**Requirement 1**
In the text about guiding teenagers below, list the three areas in which it says children will undergo enormous changes between middle school and college.
**Requirement 2**
Please quote the text about guiding teenagers below word for word, from "Dr. Julian Nolen" up to and including "a teenager himself.".

**Text passage**
[Start of Attachment]

As parents, teachers, or mentors, it is crucial to understand the many challenges that our teenagers face. Yet is no less important to appreciate the corresponding opportunities and wonders inherent to this age of crucial development and exploration. From middle school to college, our children will undergo enormous changes in height, intelligence, and personality – gradually setting a course toward the wonderful adults that they will someday become. And although it may be tempting for us to take the wheel, there are also times when we must let them lead the way. For on their journey toward self-discovery, our teens must be captains of their own ship, while we may serve as their first mate. We must guide them through dangerous waters, certainly, while also helping them to chart their own course. To do otherwise would be to tempt a mutiny. But more importantly, it would rob us of the opportunity see where their adventure might lead us — and to join them in that wonderful journey. After all, adolescence itself is an adventure. And though it remains our responsibility to ensure our teens safely navigate that adventure, this doesn’t mean that we cannot enjoy the ride.
Dr. Julian Nolen is a licensed psychologist at Intermountain who has worked in both Residential and School-Based Services and now provides psychological evaluation in Outpatient Clinical Services. He has been working with children and adolescents for 14 years, and was once a teenager himself.

[End of Attachment]

**Dataset entries**
[Start of Attachment]

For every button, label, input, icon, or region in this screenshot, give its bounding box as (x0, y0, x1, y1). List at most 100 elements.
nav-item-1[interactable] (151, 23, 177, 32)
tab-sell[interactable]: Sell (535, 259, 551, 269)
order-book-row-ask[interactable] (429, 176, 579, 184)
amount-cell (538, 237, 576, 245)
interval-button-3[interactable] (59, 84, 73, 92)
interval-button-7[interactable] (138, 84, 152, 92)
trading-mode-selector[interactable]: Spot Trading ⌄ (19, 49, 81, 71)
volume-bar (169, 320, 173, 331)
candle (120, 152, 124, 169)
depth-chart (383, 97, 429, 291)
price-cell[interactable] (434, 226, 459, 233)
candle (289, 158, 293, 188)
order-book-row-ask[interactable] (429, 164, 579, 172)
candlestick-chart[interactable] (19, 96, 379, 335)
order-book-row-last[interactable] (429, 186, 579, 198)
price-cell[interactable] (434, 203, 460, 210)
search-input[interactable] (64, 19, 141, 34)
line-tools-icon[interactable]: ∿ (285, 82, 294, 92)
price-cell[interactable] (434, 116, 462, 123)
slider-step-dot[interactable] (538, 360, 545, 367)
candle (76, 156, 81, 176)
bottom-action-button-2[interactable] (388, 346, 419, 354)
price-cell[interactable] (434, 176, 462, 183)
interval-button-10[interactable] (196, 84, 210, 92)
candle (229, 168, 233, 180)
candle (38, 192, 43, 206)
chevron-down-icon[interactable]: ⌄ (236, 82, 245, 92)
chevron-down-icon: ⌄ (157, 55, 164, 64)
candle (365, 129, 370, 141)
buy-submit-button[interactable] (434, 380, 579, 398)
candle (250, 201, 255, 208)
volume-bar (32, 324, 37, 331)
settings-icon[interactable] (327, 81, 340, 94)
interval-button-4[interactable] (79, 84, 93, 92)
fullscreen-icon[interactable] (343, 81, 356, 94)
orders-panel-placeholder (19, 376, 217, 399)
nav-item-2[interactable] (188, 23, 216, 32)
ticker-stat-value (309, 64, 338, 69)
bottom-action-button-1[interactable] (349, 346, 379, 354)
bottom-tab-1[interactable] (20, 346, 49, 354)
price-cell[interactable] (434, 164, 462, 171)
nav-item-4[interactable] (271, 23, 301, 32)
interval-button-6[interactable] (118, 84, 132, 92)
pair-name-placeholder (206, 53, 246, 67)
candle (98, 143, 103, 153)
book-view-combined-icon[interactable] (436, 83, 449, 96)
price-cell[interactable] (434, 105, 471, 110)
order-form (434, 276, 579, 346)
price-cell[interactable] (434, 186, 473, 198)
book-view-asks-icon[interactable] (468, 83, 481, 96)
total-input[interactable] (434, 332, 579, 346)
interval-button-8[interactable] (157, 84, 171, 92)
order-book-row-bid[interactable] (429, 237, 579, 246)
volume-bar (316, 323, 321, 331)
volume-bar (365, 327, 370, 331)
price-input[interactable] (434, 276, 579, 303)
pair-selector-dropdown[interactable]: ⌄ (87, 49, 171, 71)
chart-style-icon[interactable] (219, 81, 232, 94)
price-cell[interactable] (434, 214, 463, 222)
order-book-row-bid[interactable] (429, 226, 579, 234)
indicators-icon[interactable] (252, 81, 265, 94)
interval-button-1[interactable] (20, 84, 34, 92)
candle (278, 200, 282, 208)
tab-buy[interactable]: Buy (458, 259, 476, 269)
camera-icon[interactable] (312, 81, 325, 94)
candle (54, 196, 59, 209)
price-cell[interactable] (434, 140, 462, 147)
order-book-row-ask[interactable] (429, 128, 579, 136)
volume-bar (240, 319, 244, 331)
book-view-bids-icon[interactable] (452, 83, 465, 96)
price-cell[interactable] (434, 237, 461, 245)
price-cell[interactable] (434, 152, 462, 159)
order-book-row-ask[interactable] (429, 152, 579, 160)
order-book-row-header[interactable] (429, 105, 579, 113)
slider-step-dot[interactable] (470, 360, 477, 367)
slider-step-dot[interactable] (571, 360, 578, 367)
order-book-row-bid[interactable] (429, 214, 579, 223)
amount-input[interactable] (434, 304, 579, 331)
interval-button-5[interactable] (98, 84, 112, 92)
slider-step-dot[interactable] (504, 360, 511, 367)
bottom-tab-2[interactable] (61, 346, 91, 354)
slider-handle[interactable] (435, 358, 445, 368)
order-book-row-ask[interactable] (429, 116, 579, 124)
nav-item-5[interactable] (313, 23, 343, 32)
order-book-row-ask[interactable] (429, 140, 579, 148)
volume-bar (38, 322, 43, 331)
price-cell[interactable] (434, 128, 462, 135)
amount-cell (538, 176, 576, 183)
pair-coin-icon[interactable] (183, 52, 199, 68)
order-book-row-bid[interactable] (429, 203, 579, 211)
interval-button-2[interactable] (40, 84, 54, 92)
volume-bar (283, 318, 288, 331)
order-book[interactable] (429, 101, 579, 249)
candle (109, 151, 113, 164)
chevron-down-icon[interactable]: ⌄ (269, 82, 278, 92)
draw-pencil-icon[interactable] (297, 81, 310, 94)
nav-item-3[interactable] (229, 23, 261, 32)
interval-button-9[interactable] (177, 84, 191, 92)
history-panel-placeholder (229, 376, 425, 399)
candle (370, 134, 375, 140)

[End of Attachment]

**Exercise output 1**
- Height
- Intelligence
- Personality

**Exercise output 2**
Dr. Julian Nolen is a licensed psychologist at Intermountain who has worked in both Residential and School-Based Services and now provides psychological evaluation in Outpatient Clinical Services. He has been working with children and adolescents for 14 years, and was once a teenager himself.